-- Written request --
Take every line from the listing below that includes "хозяйства" and copy it.
Start Data lines
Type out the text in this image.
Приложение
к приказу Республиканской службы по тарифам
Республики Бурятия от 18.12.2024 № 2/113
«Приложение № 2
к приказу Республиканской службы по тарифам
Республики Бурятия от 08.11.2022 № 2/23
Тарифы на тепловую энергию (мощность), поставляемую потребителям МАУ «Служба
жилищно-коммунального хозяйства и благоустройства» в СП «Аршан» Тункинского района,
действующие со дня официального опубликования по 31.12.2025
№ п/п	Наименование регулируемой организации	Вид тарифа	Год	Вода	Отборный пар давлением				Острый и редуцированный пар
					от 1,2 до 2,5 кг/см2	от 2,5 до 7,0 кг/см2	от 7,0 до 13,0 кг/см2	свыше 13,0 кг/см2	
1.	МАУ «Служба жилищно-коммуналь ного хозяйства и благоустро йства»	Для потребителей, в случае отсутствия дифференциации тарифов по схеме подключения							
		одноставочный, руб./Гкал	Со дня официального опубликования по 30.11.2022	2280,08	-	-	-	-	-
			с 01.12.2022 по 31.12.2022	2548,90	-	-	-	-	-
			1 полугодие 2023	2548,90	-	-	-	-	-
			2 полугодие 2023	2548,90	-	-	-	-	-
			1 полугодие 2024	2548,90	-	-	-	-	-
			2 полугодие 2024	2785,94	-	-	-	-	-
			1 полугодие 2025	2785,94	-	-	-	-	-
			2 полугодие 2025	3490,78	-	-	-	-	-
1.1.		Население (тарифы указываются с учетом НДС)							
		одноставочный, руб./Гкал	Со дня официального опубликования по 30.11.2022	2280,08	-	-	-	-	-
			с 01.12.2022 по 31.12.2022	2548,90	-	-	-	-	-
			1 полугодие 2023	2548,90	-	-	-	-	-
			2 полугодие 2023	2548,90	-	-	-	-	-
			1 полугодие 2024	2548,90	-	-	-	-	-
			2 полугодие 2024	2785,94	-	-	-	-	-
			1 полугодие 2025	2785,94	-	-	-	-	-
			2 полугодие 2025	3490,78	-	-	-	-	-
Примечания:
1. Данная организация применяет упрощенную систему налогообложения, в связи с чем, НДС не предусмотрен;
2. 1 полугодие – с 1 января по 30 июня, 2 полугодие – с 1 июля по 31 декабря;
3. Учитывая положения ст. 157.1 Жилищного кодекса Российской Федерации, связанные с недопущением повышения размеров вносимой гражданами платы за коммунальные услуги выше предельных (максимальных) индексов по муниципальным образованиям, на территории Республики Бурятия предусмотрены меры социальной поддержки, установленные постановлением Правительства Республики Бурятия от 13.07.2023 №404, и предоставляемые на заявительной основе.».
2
End Data lines
-- Finished task --
жилищно-коммунального хозяйства и благоустройства» в СП «Аршан» Тункинского района,
1.	МАУ «Служба жилищно-коммуналь ного хозяйства и благоустро йства»	Для потребителей, в случае отсутствия дифференциации тарифов по схеме подключения							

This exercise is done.